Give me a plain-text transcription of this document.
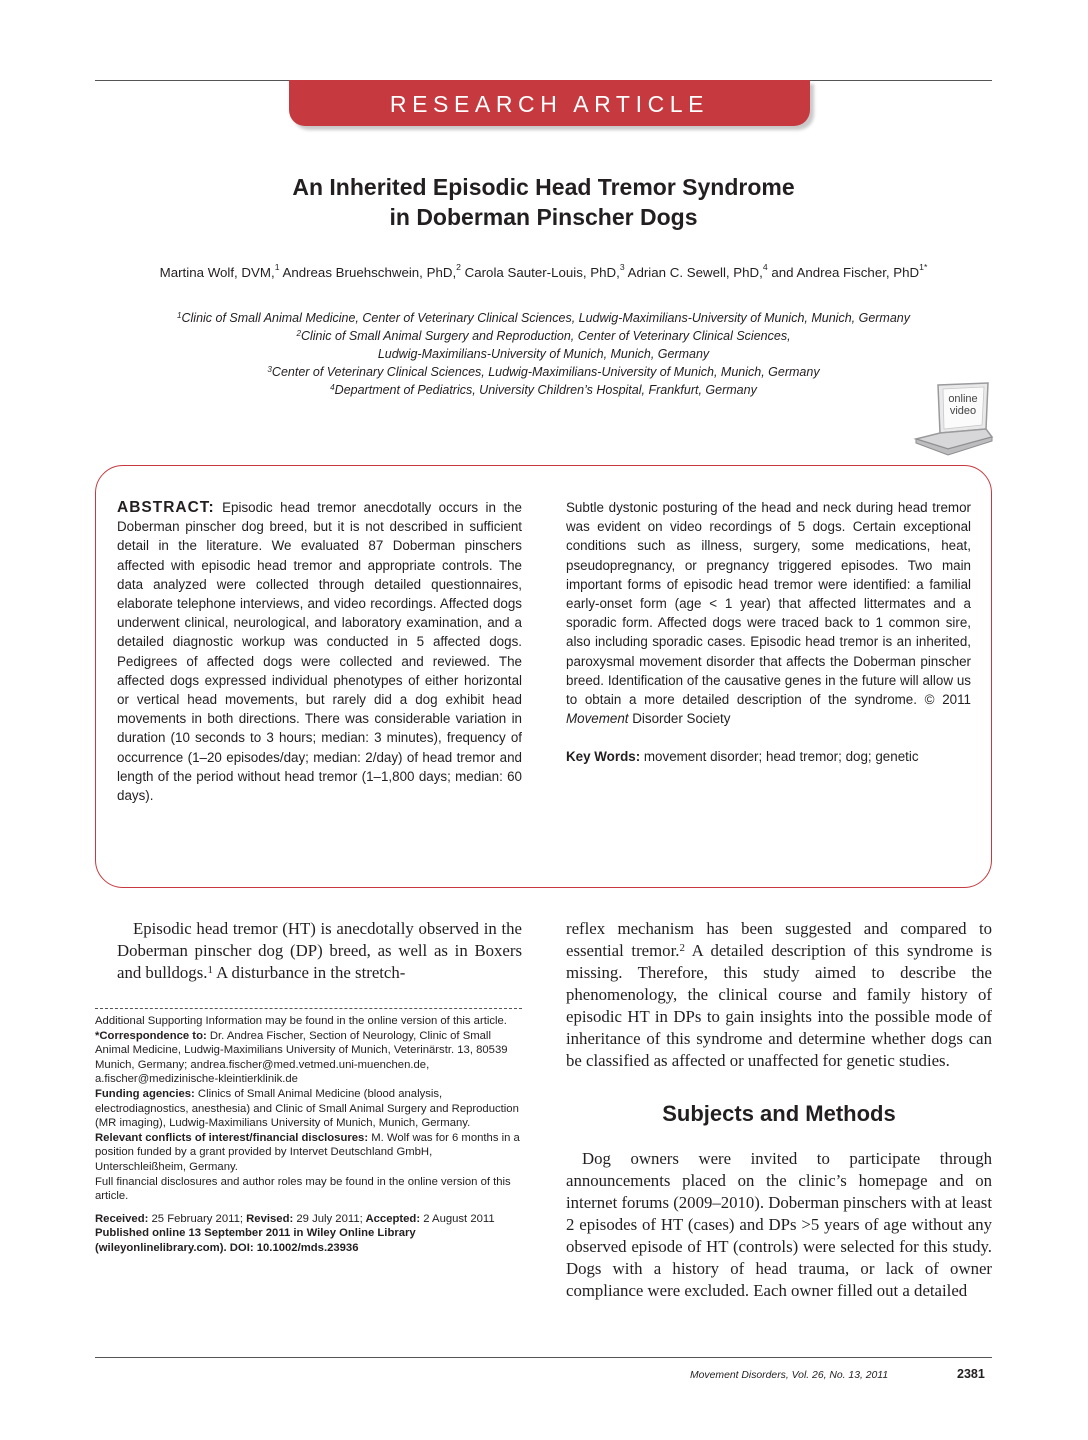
RESEARCH ARTICLE
An Inherited Episodic Head Tremor Syndrome
in Doberman Pinscher Dogs
Martina Wolf, DVM,$^1$ Andreas Bruehschwein, PhD,$^2$ Carola Sauter-Louis, PhD,$^3$ Adrian C. Sewell, PhD,$^4$ and Andrea Fischer, PhD$^{1*}$
$^1$Clinic of Small Animal Medicine, Center of Veterinary Clinical Sciences, Ludwig-Maximilians-University of Munich, Munich, Germany
$^2$Clinic of Small Animal Surgery and Reproduction, Center of Veterinary Clinical Sciences,
Ludwig-Maximilians-University of Munich, Munich, Germany
$^3$Center of Veterinary Clinical Sciences, Ludwig-Maximilians-University of Munich, Munich, Germany
$^4$Department of Pediatrics, University Children’s Hospital, Frankfurt, Germany
online
video
ABSTRACT: Episodic head tremor anecdotally occurs in the Doberman pinscher dog breed, but it is not described in sufficient detail in the literature. We evaluated 87 Doberman pinschers affected with episodic head tremor and appropriate controls. The data analyzed were collected through detailed questionnaires, elaborate telephone interviews, and video recordings. Affected dogs underwent clinical, neurological, and laboratory examination, and a detailed diagnostic workup was conducted in 5 affected dogs. Pedigrees of affected dogs were collected and reviewed. The affected dogs expressed individual phenotypes of either horizontal or vertical head movements, but rarely did a dog exhibit head movements in both directions. There was considerable variation in duration (10 seconds to 3 hours; median: 3 minutes), frequency of occurrence (1–20 episodes/day; median: 2/day) of head tremor and length of the period without head tremor (1–1,800 days; median: 60 days).
Subtle dystonic posturing of the head and neck during head tremor was evident on video recordings of 5 dogs. Certain exceptional conditions such as illness, surgery, some medications, heat, pseudopregnancy, or pregnancy triggered episodes. Two main important forms of episodic head tremor were identified: a familial early-onset form (age < 1 year) that affected littermates and a sporadic form. Affected dogs were traced back to 1 common sire, also including sporadic cases. Episodic head tremor is an inherited, paroxysmal movement disorder that affects the Doberman pinscher breed. Identification of the causative genes in the future will allow us to obtain a more detailed description of the syndrome. © 2011 Movement Disorder Society
Key Words: movement disorder; head tremor; dog; genetic
Episodic head tremor (HT) is anecdotally observed in the Doberman pinscher dog (DP) breed, as well as in Boxers and bulldogs.$^1$ A disturbance in the stretch-
reflex mechanism has been suggested and compared to essential tremor.$^2$ A detailed description of this syndrome is missing. Therefore, this study aimed to describe the phenomenology, the clinical course and family history of episodic HT in DPs to gain insights into the possible mode of inheritance of this syndrome and determine whether dogs can be classified as affected or unaffected for genetic studies.
Subjects and Methods
Dog owners were invited to participate through announcements placed on the clinic’s homepage and on internet forums (2009–2010). Doberman pinschers with at least 2 episodes of HT (cases) and DPs >5 years of age without any observed episode of HT (controls) were selected for this study. Dogs with a history of head trauma, or lack of owner compliance were excluded. Each owner filled out a detailed

Additional Supporting Information may be found in the online version of this article.

*Correspondence to: Dr. Andrea Fischer, Section of Neurology, Clinic of Small Animal Medicine, Ludwig-Maximilians University of Munich, Veterinärstr. 13, 80539 Munich, Germany; andrea.fischer@med.vetmed.uni-muenchen.de, a.fischer@medizinische-kleintierklinik.de

Funding agencies: Clinics of Small Animal Medicine (blood analysis, electrodiagnostics, anesthesia) and Clinic of Small Animal Surgery and Reproduction (MR imaging), Ludwig-Maximilians University of Munich, Munich, Germany.

Relevant conflicts of interest/financial disclosures: M. Wolf was for 6 months in a position funded by a grant provided by Intervet Deutschland GmbH, Unterschleißheim, Germany.

Full financial disclosures and author roles may be found in the online version of this article.

Received: 25 February 2011; Revised: 29 July 2011; Accepted: 2 August 2011

Published online 13 September 2011 in Wiley Online Library (wileyonlinelibrary.com). DOI: 10.1002/mds.23936

Movement Disorders, Vol. 26, No. 13, 2011	2381
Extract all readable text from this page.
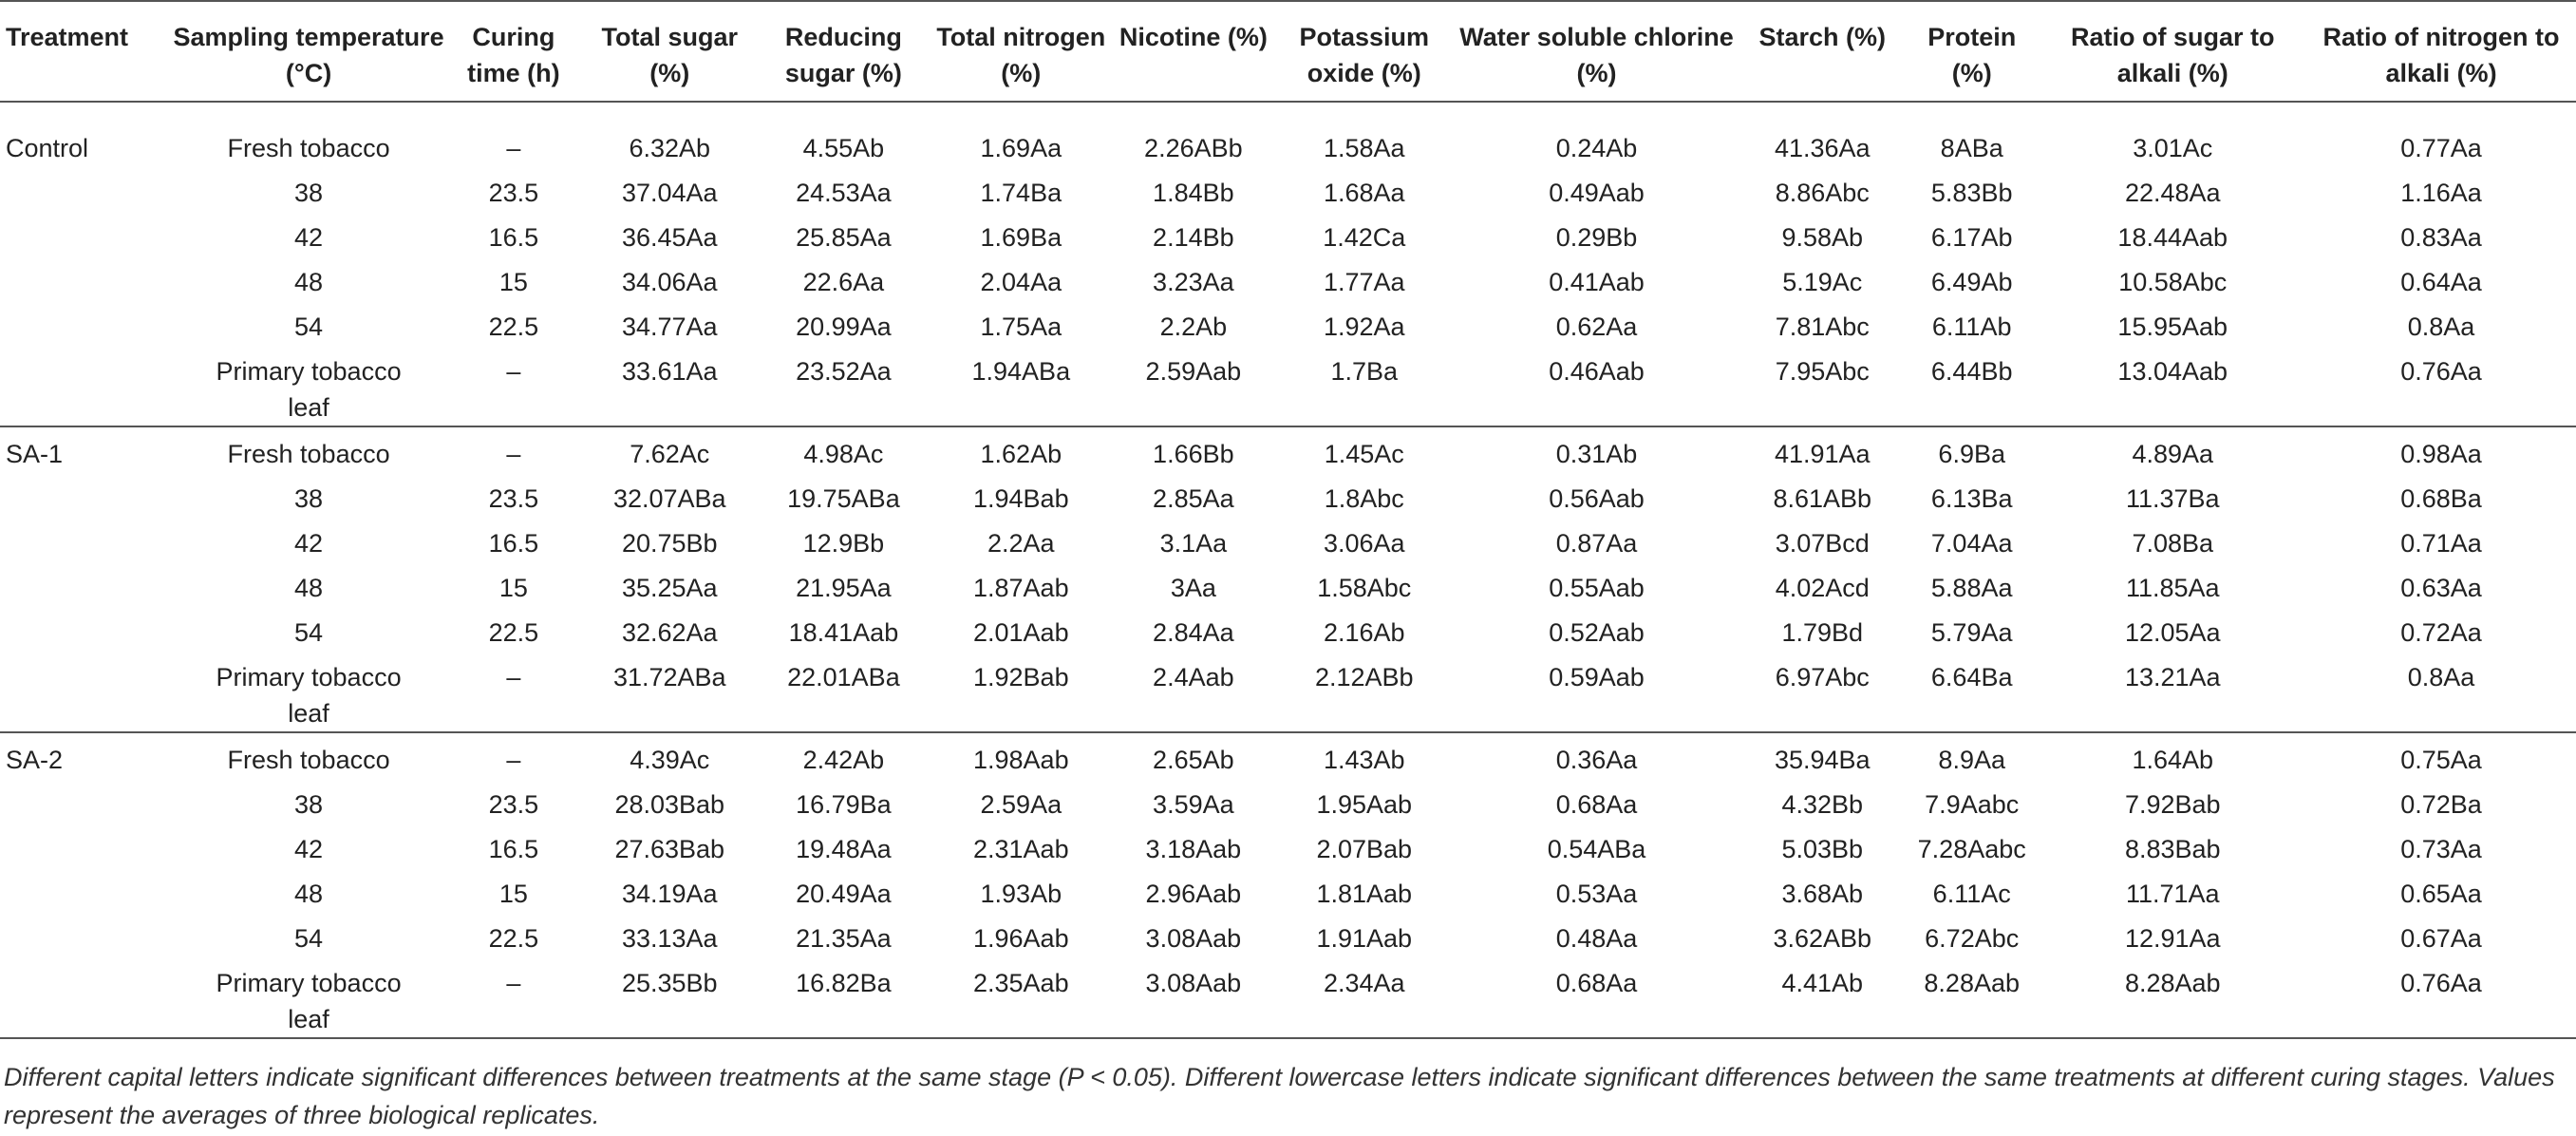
Treatment	Sampling temperature (°C)	Curing time (h)	Total sugar (%)	Reducing sugar (%)	Total nitrogen (%)	Nicotine (%)	Potassium oxide (%)	Water soluble chlorine (%)	Starch (%)	Protein (%)	Ratio of sugar to alkali (%)	Ratio of nitrogen to alkali (%)
Control	Fresh tobacco	–	6.32Ab	4.55Ab	1.69Aa	2.26ABb	1.58Aa	0.24Ab	41.36Aa	8ABa	3.01Ac	0.77Aa
	38	23.5	37.04Aa	24.53Aa	1.74Ba	1.84Bb	1.68Aa	0.49Aab	8.86Abc	5.83Bb	22.48Aa	1.16Aa
	42	16.5	36.45Aa	25.85Aa	1.69Ba	2.14Bb	1.42Ca	0.29Bb	9.58Ab	6.17Ab	18.44Aab	0.83Aa
	48	15	34.06Aa	22.6Aa	2.04Aa	3.23Aa	1.77Aa	0.41Aab	5.19Ac	6.49Ab	10.58Abc	0.64Aa
	54	22.5	34.77Aa	20.99Aa	1.75Aa	2.2Ab	1.92Aa	0.62Aa	7.81Abc	6.11Ab	15.95Aab	0.8Aa
	Primary tobacco leaf	–	33.61Aa	23.52Aa	1.94ABa	2.59Aab	1.7Ba	0.46Aab	7.95Abc	6.44Bb	13.04Aab	0.76Aa
SA-1	Fresh tobacco	–	7.62Ac	4.98Ac	1.62Ab	1.66Bb	1.45Ac	0.31Ab	41.91Aa	6.9Ba	4.89Aa	0.98Aa
	38	23.5	32.07ABa	19.75ABa	1.94Bab	2.85Aa	1.8Abc	0.56Aab	8.61ABb	6.13Ba	11.37Ba	0.68Ba
	42	16.5	20.75Bb	12.9Bb	2.2Aa	3.1Aa	3.06Aa	0.87Aa	3.07Bcd	7.04Aa	7.08Ba	0.71Aa
	48	15	35.25Aa	21.95Aa	1.87Aab	3Aa	1.58Abc	0.55Aab	4.02Acd	5.88Aa	11.85Aa	0.63Aa
	54	22.5	32.62Aa	18.41Aab	2.01Aab	2.84Aa	2.16Ab	0.52Aab	1.79Bd	5.79Aa	12.05Aa	0.72Aa
	Primary tobacco leaf	–	31.72ABa	22.01ABa	1.92Bab	2.4Aab	2.12ABb	0.59Aab	6.97Abc	6.64Ba	13.21Aa	0.8Aa
SA-2	Fresh tobacco	–	4.39Ac	2.42Ab	1.98Aab	2.65Ab	1.43Ab	0.36Aa	35.94Ba	8.9Aa	1.64Ab	0.75Aa
	38	23.5	28.03Bab	16.79Ba	2.59Aa	3.59Aa	1.95Aab	0.68Aa	4.32Bb	7.9Aabc	7.92Bab	0.72Ba
	42	16.5	27.63Bab	19.48Aa	2.31Aab	3.18Aab	2.07Bab	0.54ABa	5.03Bb	7.28Aabc	8.83Bab	0.73Aa
	48	15	34.19Aa	20.49Aa	1.93Ab	2.96Aab	1.81Aab	0.53Aa	3.68Ab	6.11Ac	11.71Aa	0.65Aa
	54	22.5	33.13Aa	21.35Aa	1.96Aab	3.08Aab	1.91Aab	0.48Aa	3.62ABb	6.72Abc	12.91Aa	0.67Aa
	Primary tobacco leaf	–	25.35Bb	16.82Ba	2.35Aab	3.08Aab	2.34Aa	0.68Aa	4.41Ab	8.28Aab	8.28Aab	0.76Aa
Different capital letters indicate significant differences between treatments at the same stage (P < 0.05). Different lowercase letters indicate significant differences between the same treatments at different curing stages. Values represent the averages of three biological replicates.
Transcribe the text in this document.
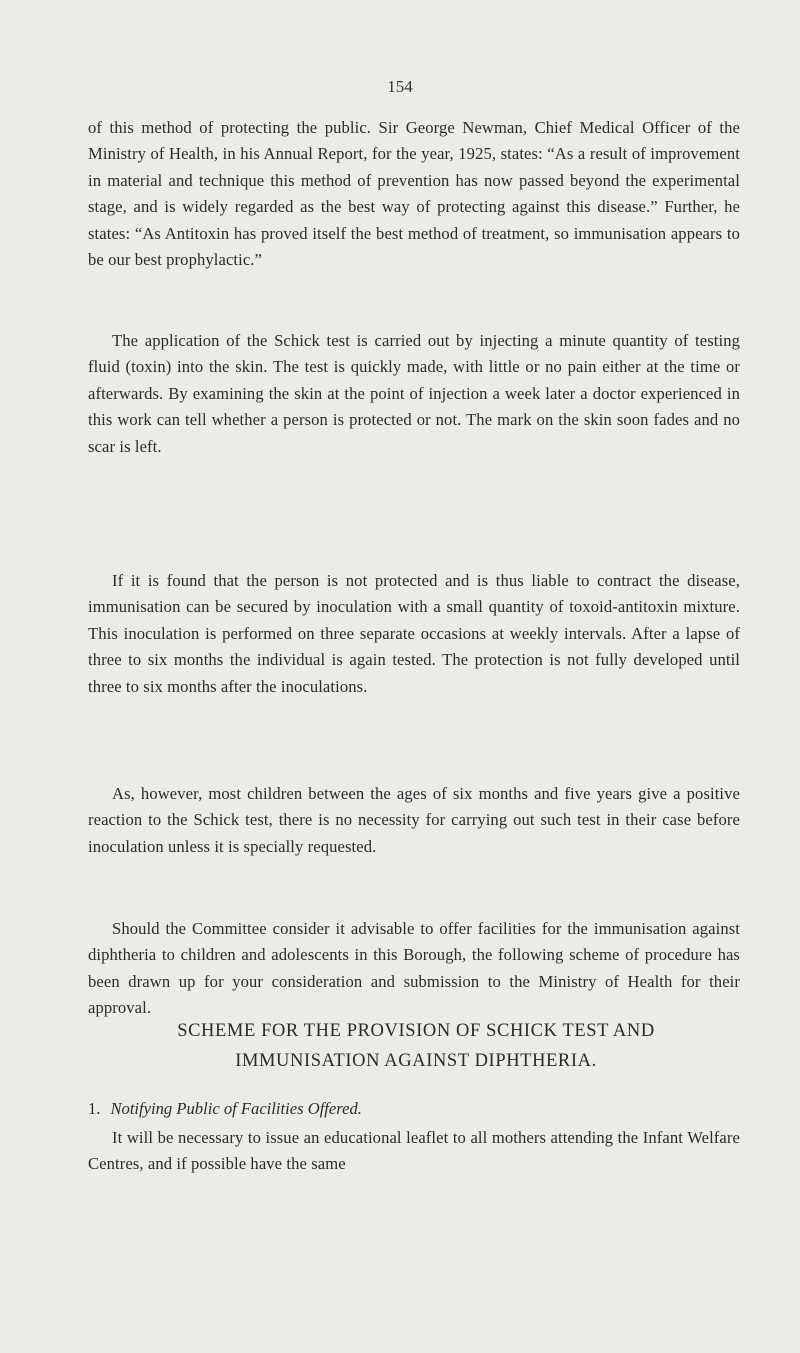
154

of this method of protecting the public. Sir George Newman, Chief Medical Officer of the Ministry of Health, in his Annual Report, for the year, 1925, states: “As a result of improvement in material and technique this method of prevention has now passed beyond the experimental stage, and is widely regarded as the best way of protecting against this disease.” Further, he states: “As Antitoxin has proved itself the best method of treatment, so immunisation appears to be our best prophylactic.”

The application of the Schick test is carried out by injecting a minute quantity of testing fluid (toxin) into the skin. The test is quickly made, with little or no pain either at the time or afterwards. By examining the skin at the point of injection a week later a doctor experienced in this work can tell whether a person is protected or not. The mark on the skin soon fades and no scar is left.

If it is found that the person is not protected and is thus liable to contract the disease, immunisation can be secured by inoculation with a small quantity of toxoid-antitoxin mixture. This inoculation is performed on three separate occasions at weekly intervals. After a lapse of three to six months the individual is again tested. The protection is not fully developed until three to six months after the inoculations.

As, however, most children between the ages of six months and five years give a positive reaction to the Schick test, there is no necessity for carrying out such test in their case before inoculation unless it is specially requested.

Should the Committee consider it advisable to offer facilities for the immunisation against diphtheria to children and adolescents in this Borough, the following scheme of procedure has been drawn up for your consideration and submission to the Ministry of Health for their approval.

SCHEME FOR THE PROVISION OF SCHICK TEST AND
IMMUNISATION AGAINST DIPHTHERIA.
1. Notifying Public of Facilities Offered.

It will be necessary to issue an educational leaflet to all mothers attending the Infant Welfare Centres, and if possible have the same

TASK REQUIREMENTS
Please give, as a bare number, how many lines in the listing above include the word "into".

EXERCISE SOLUTION
2